DATA FOR THE TASK.
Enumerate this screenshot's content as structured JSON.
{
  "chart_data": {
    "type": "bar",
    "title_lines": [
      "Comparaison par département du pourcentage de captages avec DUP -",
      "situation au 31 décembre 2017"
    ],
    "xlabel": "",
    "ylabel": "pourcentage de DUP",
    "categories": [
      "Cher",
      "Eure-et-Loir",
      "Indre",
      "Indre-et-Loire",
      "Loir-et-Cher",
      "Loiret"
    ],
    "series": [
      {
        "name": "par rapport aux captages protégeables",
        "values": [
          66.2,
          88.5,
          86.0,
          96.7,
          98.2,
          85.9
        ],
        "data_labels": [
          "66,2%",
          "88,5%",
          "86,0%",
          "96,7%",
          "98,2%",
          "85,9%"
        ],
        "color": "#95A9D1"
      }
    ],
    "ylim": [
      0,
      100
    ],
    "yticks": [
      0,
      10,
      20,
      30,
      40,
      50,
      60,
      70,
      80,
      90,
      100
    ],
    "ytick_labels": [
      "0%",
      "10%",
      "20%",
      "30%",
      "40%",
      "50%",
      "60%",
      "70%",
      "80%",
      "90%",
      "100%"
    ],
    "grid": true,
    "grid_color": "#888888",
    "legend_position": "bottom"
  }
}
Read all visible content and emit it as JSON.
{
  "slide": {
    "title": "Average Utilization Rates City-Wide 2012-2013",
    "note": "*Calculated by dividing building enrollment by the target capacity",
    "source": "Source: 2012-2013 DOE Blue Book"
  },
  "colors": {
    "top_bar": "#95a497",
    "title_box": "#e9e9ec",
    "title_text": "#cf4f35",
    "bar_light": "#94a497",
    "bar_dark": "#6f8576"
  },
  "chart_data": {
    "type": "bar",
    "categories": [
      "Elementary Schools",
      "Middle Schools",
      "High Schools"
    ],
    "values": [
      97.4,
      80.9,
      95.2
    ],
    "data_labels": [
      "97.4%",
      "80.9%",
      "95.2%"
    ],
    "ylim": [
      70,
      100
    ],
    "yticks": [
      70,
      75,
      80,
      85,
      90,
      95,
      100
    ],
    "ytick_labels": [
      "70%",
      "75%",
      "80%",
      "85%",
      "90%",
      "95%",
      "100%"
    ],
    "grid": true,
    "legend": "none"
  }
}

STATED EXERCISE. Each line that has the word "captages" counts once. How many such lines are in the data? Give the number alone.

RESULT OF THE TASK. 2